Written request – For each line of the data below that holds "right", copy the line.

[Stored data]
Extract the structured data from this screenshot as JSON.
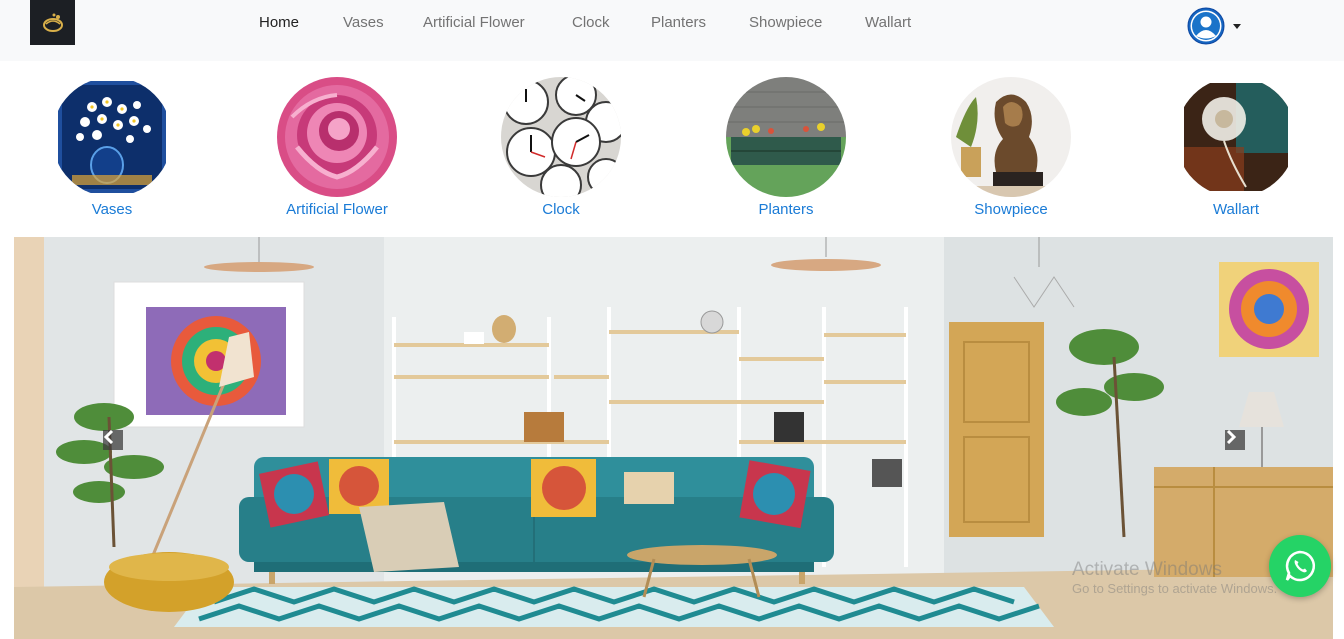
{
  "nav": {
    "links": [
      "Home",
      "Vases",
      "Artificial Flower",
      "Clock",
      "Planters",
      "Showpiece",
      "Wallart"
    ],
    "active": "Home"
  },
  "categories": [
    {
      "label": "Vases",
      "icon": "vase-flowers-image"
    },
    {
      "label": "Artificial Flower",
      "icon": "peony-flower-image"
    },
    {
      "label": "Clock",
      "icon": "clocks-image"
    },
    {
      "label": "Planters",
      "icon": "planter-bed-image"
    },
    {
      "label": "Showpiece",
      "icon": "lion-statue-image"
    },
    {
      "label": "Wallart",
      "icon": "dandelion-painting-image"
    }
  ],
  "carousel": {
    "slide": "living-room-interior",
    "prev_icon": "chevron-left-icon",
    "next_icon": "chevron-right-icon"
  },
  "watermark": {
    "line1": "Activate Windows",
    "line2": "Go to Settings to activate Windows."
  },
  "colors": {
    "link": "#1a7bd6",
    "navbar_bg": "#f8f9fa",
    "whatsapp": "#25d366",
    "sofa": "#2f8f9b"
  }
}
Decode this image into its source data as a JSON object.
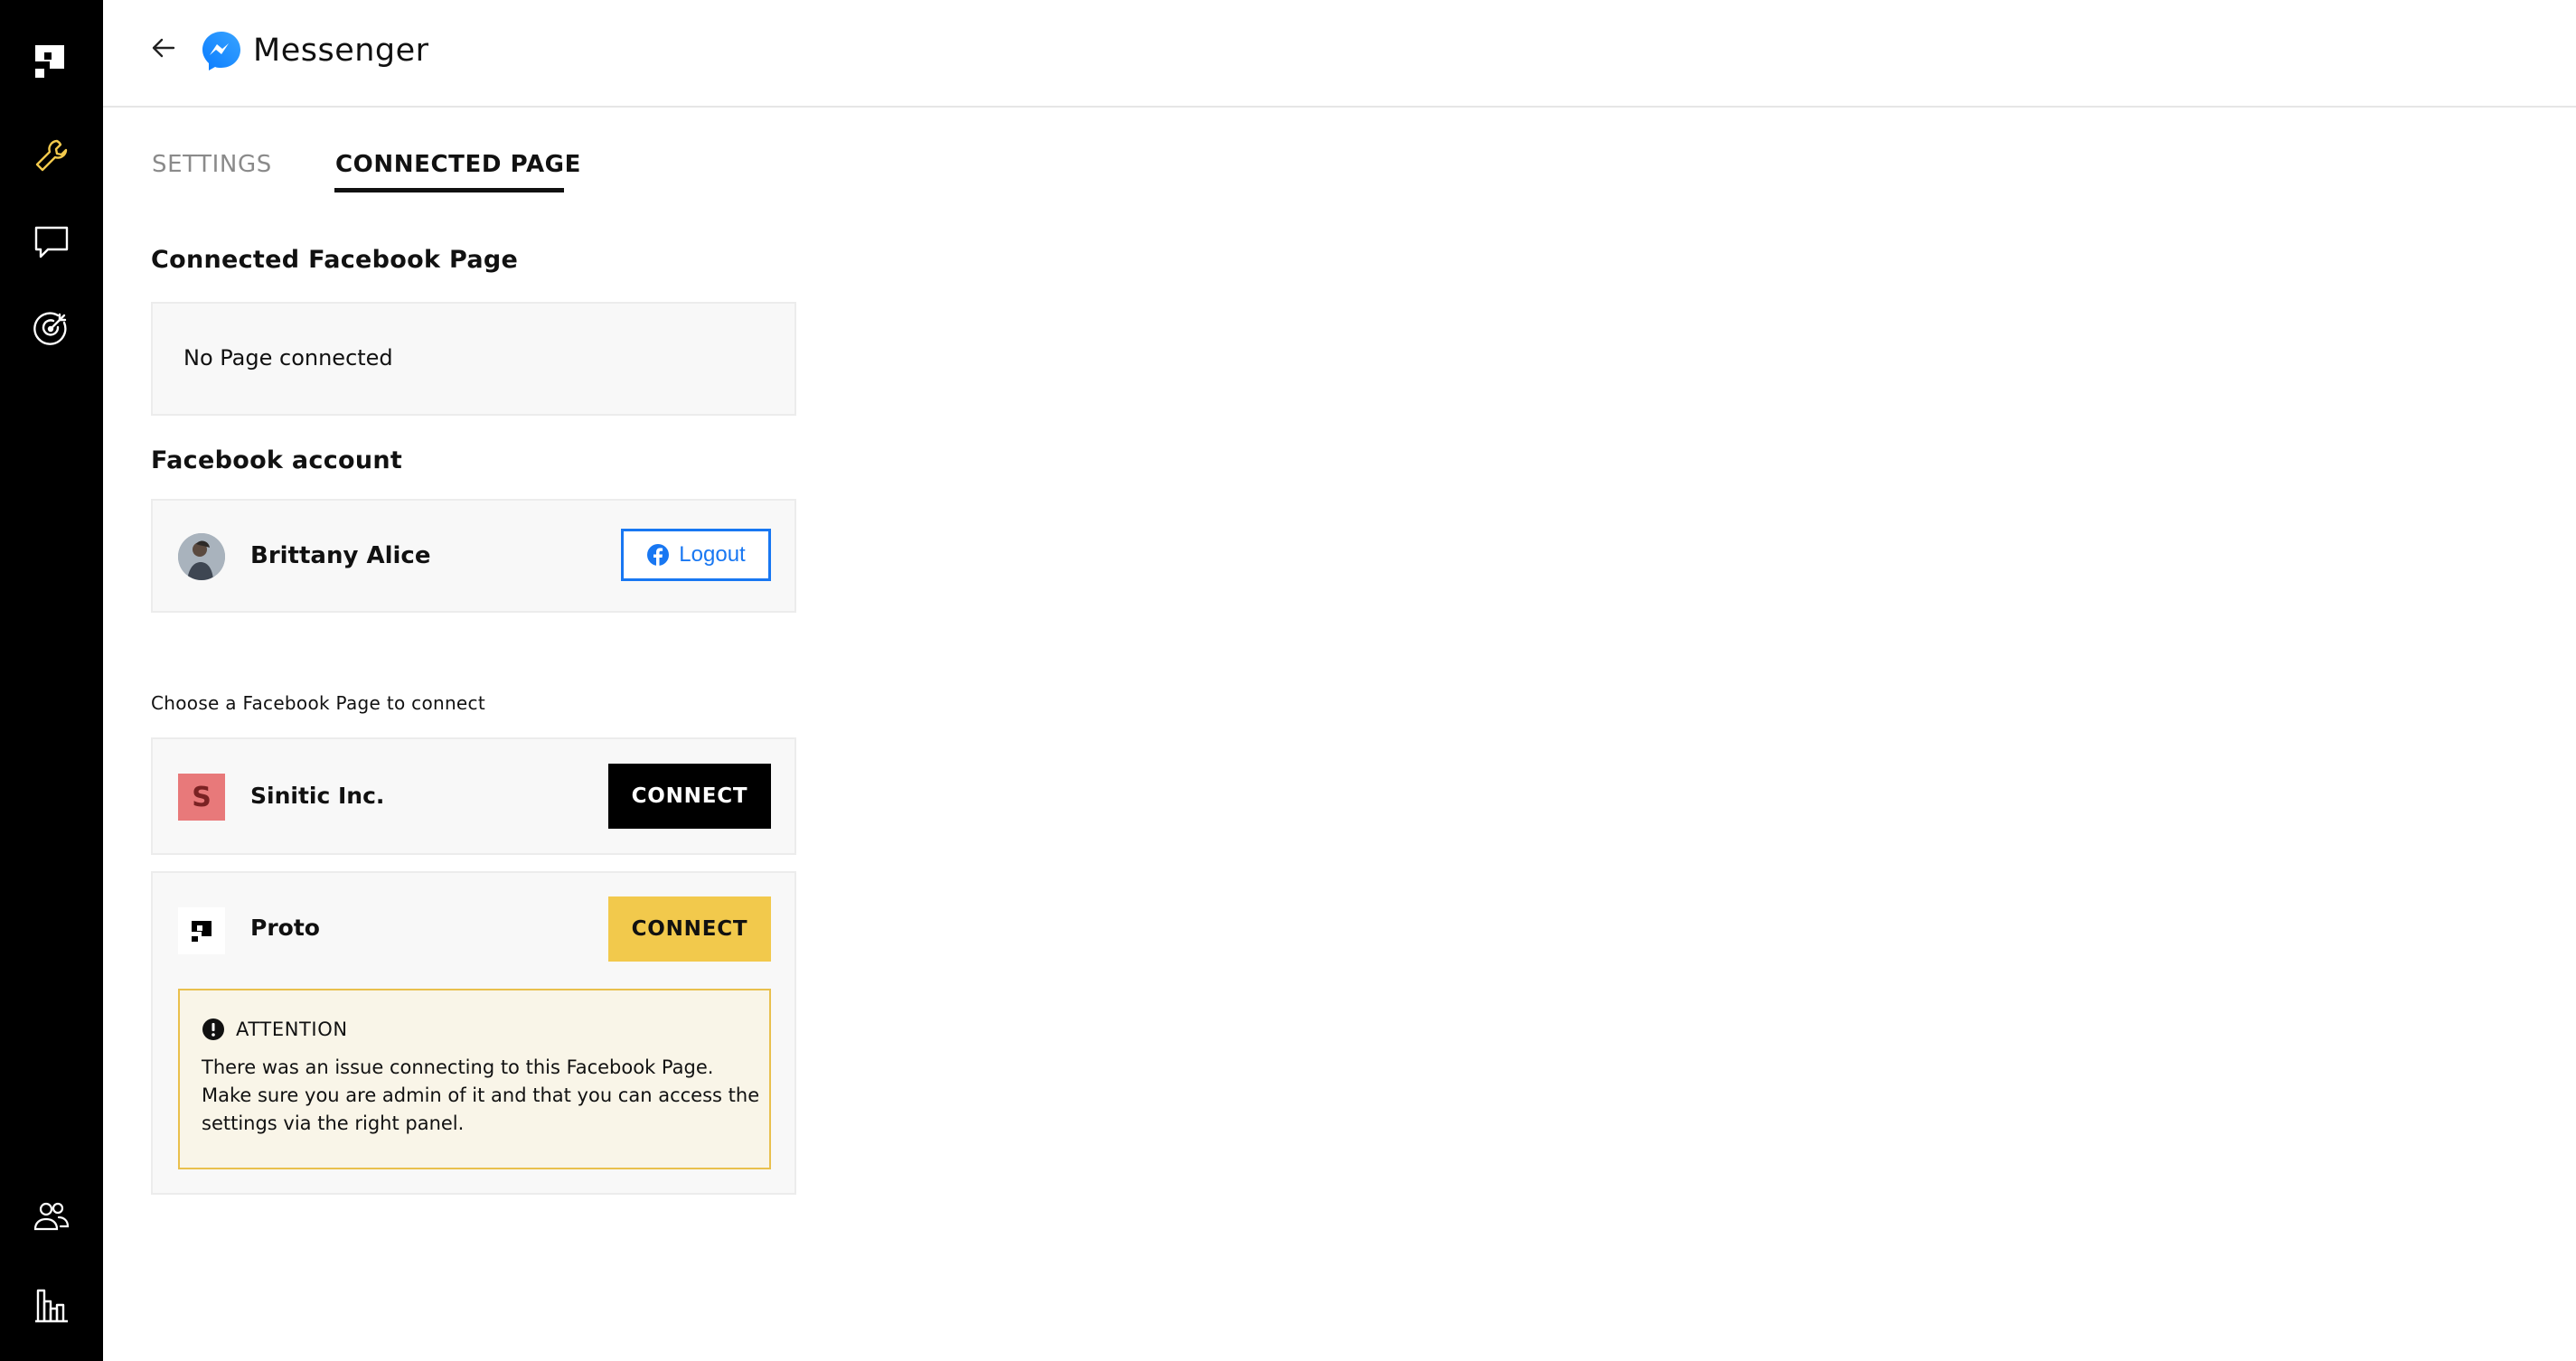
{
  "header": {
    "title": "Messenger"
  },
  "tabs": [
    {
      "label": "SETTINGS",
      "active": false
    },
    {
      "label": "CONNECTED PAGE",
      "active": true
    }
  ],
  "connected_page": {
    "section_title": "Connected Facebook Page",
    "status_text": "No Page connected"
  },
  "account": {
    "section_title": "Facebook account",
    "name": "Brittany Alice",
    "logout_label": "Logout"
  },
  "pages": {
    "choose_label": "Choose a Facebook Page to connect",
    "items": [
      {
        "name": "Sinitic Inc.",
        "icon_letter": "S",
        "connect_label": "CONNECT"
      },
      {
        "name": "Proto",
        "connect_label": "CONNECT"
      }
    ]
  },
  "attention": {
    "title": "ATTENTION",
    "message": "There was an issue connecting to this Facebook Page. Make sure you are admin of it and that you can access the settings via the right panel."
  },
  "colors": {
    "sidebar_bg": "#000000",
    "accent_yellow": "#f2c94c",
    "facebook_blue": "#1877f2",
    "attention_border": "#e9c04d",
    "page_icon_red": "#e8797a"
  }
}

...

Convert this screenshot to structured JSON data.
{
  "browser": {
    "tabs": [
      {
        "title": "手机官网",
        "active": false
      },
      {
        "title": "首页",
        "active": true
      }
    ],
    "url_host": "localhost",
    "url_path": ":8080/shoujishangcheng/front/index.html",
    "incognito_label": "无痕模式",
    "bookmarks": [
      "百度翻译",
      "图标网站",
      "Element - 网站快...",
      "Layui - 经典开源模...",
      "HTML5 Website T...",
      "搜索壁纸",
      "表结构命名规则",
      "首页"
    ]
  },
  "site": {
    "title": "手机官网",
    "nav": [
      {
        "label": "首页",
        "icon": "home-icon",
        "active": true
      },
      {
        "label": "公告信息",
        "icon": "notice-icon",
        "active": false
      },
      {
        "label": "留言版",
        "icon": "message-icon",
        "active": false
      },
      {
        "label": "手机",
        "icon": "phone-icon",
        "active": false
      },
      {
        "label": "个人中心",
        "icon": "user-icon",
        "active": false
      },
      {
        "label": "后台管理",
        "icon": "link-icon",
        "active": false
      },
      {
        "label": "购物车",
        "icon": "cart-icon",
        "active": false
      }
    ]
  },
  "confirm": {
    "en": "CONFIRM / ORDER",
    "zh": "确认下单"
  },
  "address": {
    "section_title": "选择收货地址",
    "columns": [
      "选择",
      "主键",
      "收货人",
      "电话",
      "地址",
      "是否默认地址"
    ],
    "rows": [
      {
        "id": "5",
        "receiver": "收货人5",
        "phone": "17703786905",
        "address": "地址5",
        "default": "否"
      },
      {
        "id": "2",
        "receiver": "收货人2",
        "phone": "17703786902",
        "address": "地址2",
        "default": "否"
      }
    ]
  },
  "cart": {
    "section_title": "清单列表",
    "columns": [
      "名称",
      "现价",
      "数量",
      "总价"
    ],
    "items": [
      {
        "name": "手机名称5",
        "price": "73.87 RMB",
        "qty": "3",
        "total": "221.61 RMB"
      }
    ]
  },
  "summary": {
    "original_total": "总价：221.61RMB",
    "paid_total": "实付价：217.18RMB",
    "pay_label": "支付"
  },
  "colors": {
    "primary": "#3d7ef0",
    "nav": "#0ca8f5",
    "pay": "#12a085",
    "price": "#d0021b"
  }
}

Correct answer –
    "next_icon": "chevron-right-icon"
    "message": "There was an issue connecting to this Facebook Page. Make sure you are admin of it and that you can access the settings via the right panel."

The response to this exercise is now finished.